__Aim__
Every line of the listing must be reproduced as it stands. Leave the images behind.

(Rows from a dataset)

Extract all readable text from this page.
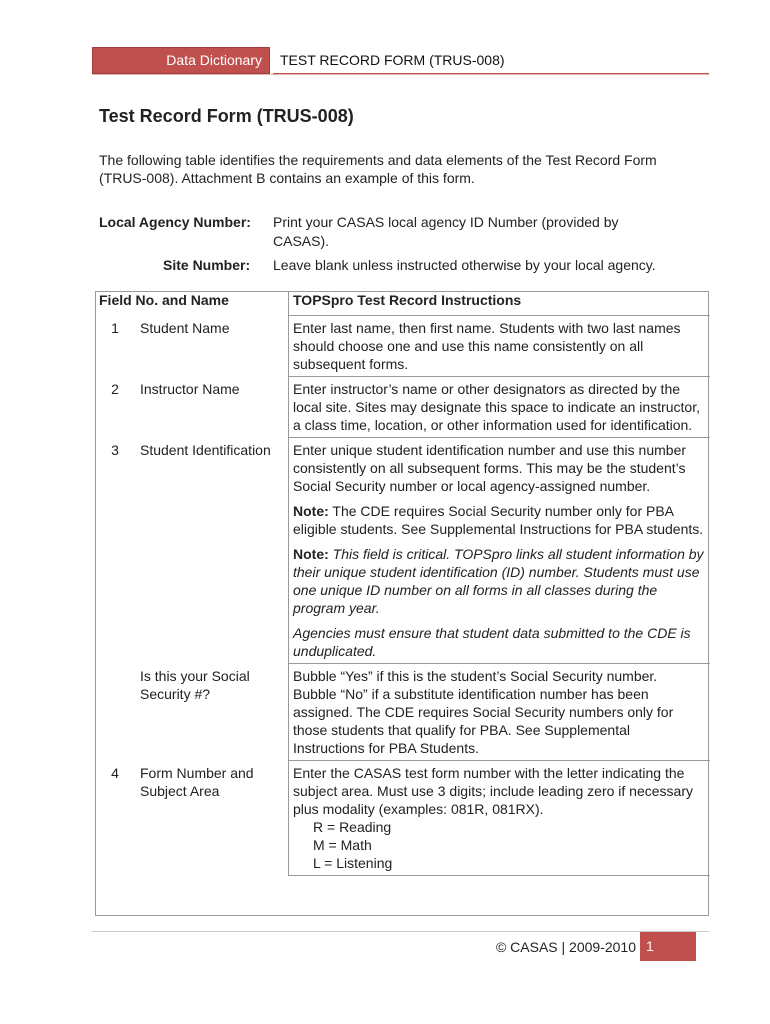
Data Dictionary	TEST RECORD FORM (TRUS-008)
Test Record Form (TRUS-008)

The following table identifies the requirements and data elements of the Test Record Form (TRUS-008). Attachment B contains an example of this form.

Local Agency Number: Print your CASAS local agency ID Number (provided by
CASAS).
Site Number: Leave blank unless instructed otherwise by your local agency.
Field No. and Name		TOPSpro Test Record Instructions
1	Student Name	Enter last name, then first name. Students with two last names should choose one and use this name consistently on all subsequent forms.

2	Instructor Name	Enter instructor’s name or other designators as directed by the local site. Sites may designate this space to indicate an instructor, a class time, location, or other information used for identification.

3	Student Identification	Enter unique student identification number and use this number consistently on all subsequent forms. This may be the student’s Social Security number or local agency-assigned number.

Note: The CDE requires Social Security number only for PBA eligible students. See Supplemental Instructions for PBA students.

Note: This field is critical. TOPSpro links all student information by their unique student identification (ID) number. Students must use one unique ID number on all forms in all classes during the program year.

Agencies must ensure that student data submitted to the CDE is unduplicated.

	Is this your Social Security #?	Bubble “Yes” if this is the student’s Social Security number. Bubble “No” if a substitute identification number has been assigned. The CDE requires Social Security numbers only for those students that qualify for PBA. See Supplemental Instructions for PBA Students.

4	Form Number and Subject Area	Enter the CASAS test form number with the letter indicating the subject area. Must use 3 digits; include leading zero if necessary plus modality (examples: 081R, 081RX).
R = Reading
M = Math
L = Listening
© CASAS | 2009-2010 1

__Result__
Extract all readable text from this page.
Data Dictionary	TEST RECORD FORM (TRUS-008)
Test Record Form (TRUS-008)

The following table identifies the requirements and data elements of the Test Record Form (TRUS-008). Attachment B contains an example of this form.

Local Agency Number: Print your CASAS local agency ID Number (provided by
CASAS).
Site Number: Leave blank unless instructed otherwise by your local agency.
Field No. and Name		TOPSpro Test Record Instructions
1	Student Name	Enter last name, then first name. Students with two last names should choose one and use this name consistently on all subsequent forms.

2	Instructor Name	Enter instructor’s name or other designators as directed by the local site. Sites may designate this space to indicate an instructor, a class time, location, or other information used for identification.

3	Student Identification	Enter unique student identification number and use this number consistently on all subsequent forms. This may be the student’s Social Security number or local agency-assigned number.

Note: The CDE requires Social Security number only for PBA eligible students. See Supplemental Instructions for PBA students.

Note: This field is critical. TOPSpro links all student information by their unique student identification (ID) number. Students must use one unique ID number on all forms in all classes during the program year.

Agencies must ensure that student data submitted to the CDE is unduplicated.

	Is this your Social Security #?	Bubble “Yes” if this is the student’s Social Security number. Bubble “No” if a substitute identification number has been assigned. The CDE requires Social Security numbers only for those students that qualify for PBA. See Supplemental Instructions for PBA Students.

4	Form Number and Subject Area	Enter the CASAS test form number with the letter indicating the subject area. Must use 3 digits; include leading zero if necessary plus modality (examples: 081R, 081RX).
R = Reading
M = Math
L = Listening
© CASAS | 2009-2010 1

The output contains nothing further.